[START Source]
View Full Version : Help me finish this portrait of my niece!
11-15-2007, 11:10 PM
I have been loving reading all the great posts on here and watching along the WIPs, learning tons.
You have inspired me to pick up an old project of mine! So now I am turning to all of you artists for some help! I am an amateur watercolorist, returning to painting after almost 20 years. I started this particular painting of my niece when she was a little girl, and now she just got married! So I am trying to finish it! But I am stuck. I was excited because it was the first portrait I ever tried, and I was happy with her face. BUT I am terrible at backgrounds.
I can't figure out how to fix the background to make it recede but still look like trees/bushes... AND I can't figure out how to downplay the wood plank while still giving it the texture that it needs. The greens are all muddy and overworked. I need some help because this painting is very precious to me, but I am afraid I will mess it up more. Unfortunately, this was done when I was a poor student and I used crappy paper so it's not very forgiving (believe me I scratched out lots already -- her barrette; the hand that I accidentally painted the steel rod over, duh! but I had to use some white opaque paint for some of my boo -boos, they were that bad. (I know, that's cheating....)
It is done on Strathmore 400, 13"x17". I used grumbacher paints mostly. The greens on my palette are sap green, olive green, hookers lt, and thalo-yellow green, and viridian... so that is probably what I used... I was going for the dappled sunlight look but missed the mark. :)
Any ideas how to rescue this painting? I'd like to give it to her before another 20 years passes!
Thanks so much!
Painting in progress:
closeup of bad green stuff:
closeup of wood plank:
11-16-2007, 12:44 AM
Mary Jane, Welcome to Wet Canvas! What a lovely little girl! I like the face too. You've done a good job. I do think you could have gone a little darker in the flesh tones around the eyes and on her neck but can understand if you don't want to touch it now.
[END Source]
## Task goal
Transcribe the watercolor thread starting at "11-15-2007, 11:10 PM" and ending at "terrible at backgrounds.". The listing comes from a different source than the watercolor thread.
[START Extracted entries]
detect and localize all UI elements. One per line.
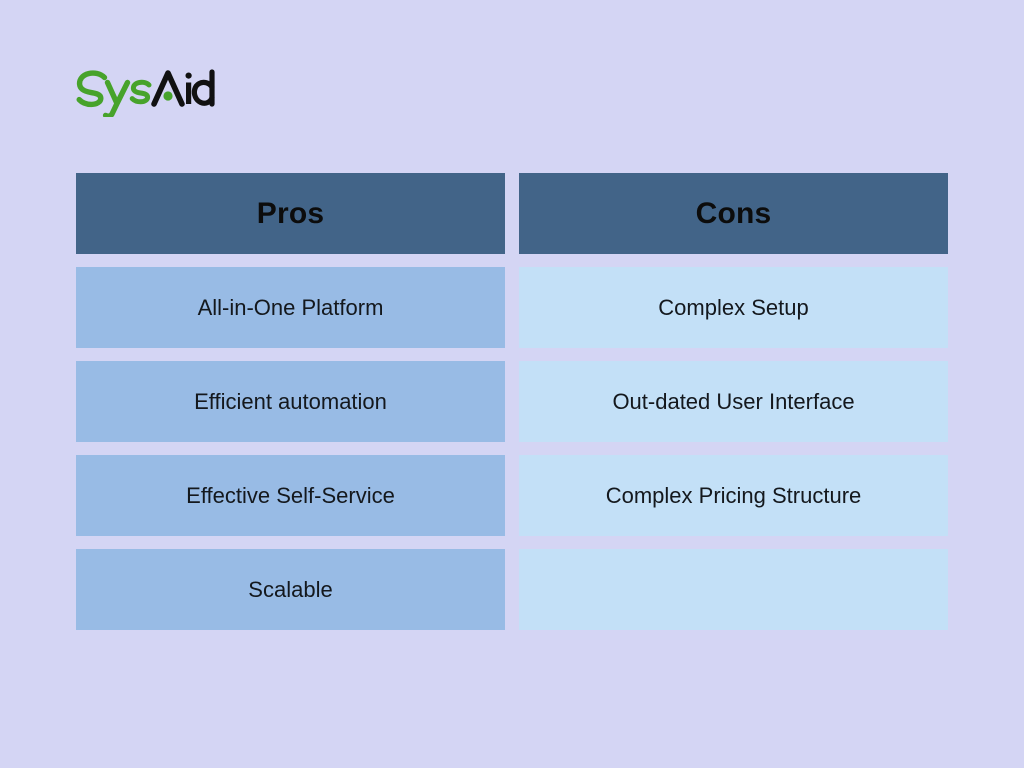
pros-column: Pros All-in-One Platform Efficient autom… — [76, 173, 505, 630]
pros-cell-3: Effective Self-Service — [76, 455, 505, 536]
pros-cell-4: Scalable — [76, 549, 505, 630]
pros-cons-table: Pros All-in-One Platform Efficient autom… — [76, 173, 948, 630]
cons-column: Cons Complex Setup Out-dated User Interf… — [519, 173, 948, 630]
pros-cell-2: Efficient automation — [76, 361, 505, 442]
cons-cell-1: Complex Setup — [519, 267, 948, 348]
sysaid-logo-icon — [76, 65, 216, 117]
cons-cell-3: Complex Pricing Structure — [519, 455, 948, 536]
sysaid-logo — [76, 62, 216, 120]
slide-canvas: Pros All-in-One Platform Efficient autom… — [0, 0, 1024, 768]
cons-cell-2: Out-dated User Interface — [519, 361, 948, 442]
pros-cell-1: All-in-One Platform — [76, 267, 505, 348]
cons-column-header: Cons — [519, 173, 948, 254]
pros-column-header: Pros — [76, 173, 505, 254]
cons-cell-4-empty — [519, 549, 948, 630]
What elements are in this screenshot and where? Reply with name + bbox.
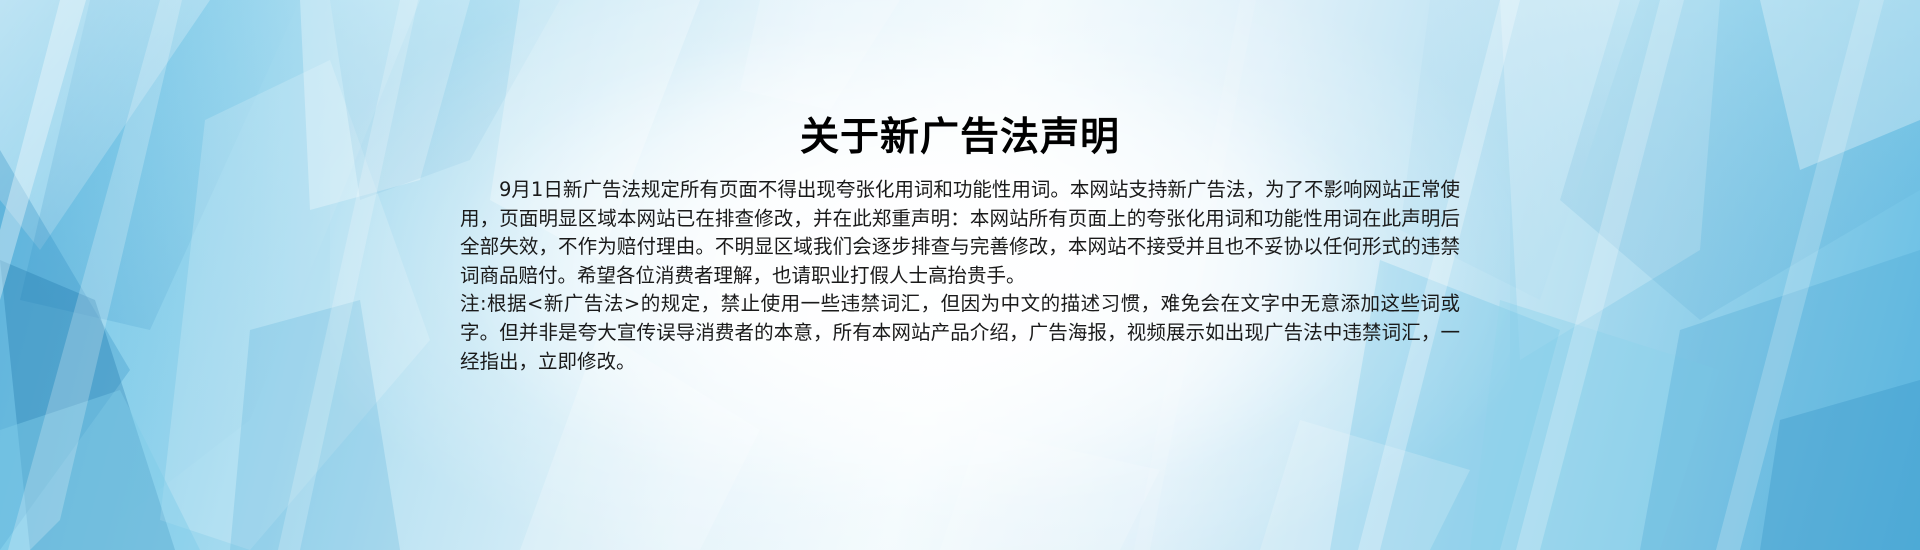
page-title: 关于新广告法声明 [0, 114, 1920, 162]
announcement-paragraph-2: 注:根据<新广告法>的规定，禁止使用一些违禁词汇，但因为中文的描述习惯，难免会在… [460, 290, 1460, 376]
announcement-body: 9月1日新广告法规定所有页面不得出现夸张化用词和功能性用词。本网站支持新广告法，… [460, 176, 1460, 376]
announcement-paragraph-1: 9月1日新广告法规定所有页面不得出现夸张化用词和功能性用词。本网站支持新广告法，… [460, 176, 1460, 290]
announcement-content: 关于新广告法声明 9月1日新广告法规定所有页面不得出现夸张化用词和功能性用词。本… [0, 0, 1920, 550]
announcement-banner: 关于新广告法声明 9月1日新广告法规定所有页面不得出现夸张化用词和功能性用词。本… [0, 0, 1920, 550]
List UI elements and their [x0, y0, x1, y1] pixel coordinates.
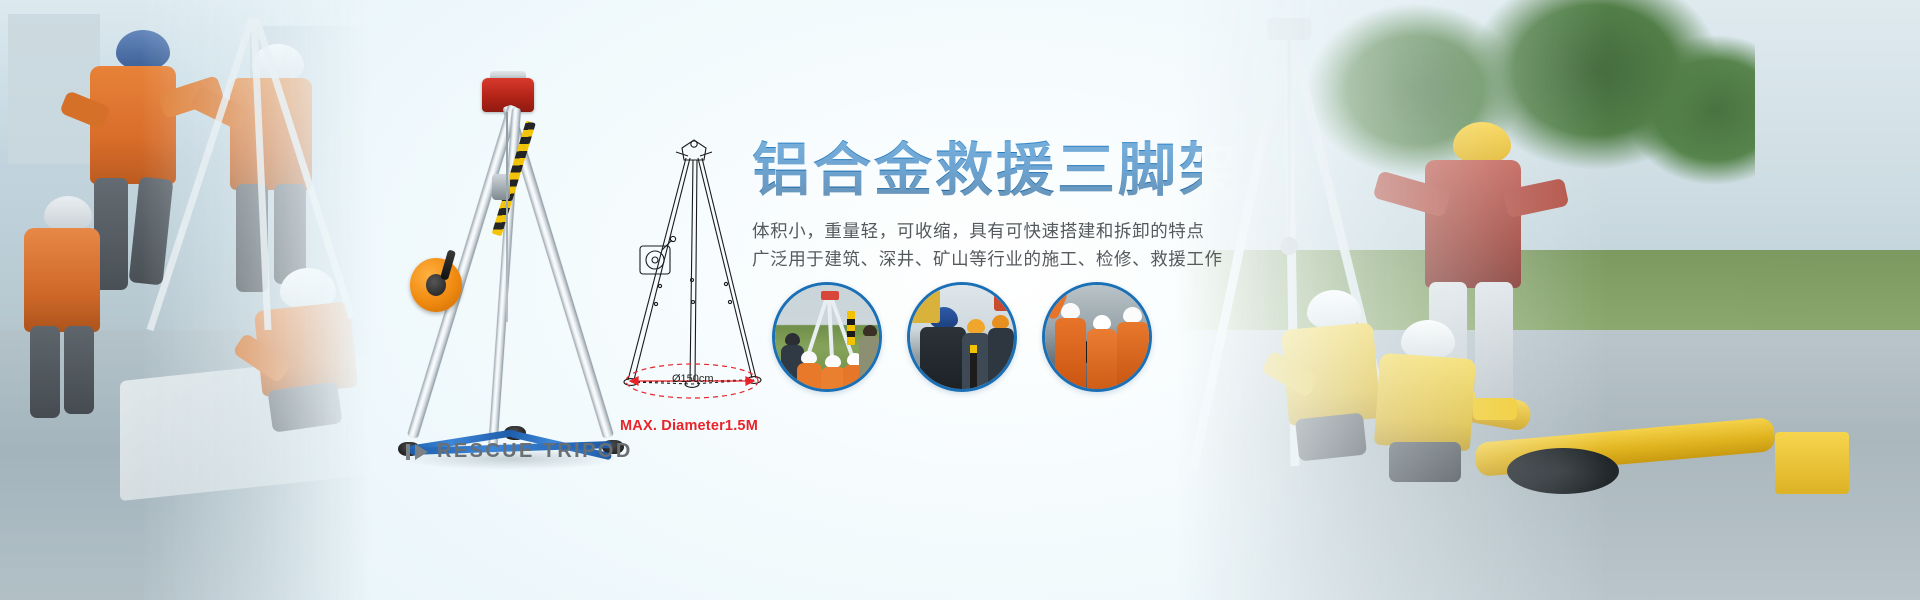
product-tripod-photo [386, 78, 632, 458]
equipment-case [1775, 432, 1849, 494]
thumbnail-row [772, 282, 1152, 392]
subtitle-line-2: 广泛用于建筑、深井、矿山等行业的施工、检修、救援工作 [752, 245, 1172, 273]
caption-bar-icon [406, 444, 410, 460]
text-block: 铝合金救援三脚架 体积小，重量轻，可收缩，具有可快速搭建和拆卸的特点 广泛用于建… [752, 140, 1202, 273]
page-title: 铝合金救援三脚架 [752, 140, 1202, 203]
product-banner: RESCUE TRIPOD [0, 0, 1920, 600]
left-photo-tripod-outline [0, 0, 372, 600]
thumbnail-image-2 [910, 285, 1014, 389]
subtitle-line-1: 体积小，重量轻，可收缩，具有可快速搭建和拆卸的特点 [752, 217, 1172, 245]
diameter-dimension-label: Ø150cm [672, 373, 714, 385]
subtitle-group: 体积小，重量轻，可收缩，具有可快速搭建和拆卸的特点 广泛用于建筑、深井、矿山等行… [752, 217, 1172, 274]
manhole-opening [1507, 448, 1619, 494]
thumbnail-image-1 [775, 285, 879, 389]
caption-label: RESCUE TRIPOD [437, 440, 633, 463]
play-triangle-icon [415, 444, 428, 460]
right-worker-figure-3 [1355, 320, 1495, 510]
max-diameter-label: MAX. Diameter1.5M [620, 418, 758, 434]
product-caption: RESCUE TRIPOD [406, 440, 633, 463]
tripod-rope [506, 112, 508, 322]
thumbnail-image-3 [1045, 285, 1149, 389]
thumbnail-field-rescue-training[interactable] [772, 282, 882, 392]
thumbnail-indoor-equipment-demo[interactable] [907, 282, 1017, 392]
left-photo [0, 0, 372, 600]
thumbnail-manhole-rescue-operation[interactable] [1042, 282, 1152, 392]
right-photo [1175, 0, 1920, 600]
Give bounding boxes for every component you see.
[END Extracted entries]
## Exercise output
11-15-2007, 11:10 PM
I have been loving reading all the great posts on here and watching along the WIPs, learning tons.
You have inspired me to pick up an old project of mine! So now I am turning to all of you artists for some help! I am an amateur watercolorist, returning to painting after almost 20 years. I started this particular painting of my niece when she was a little girl, and now she just got married! So I am trying to finish it! But I am stuck. I was excited because it was the first portrait I ever tried, and I was happy with her face. BUT I am terrible at backgrounds.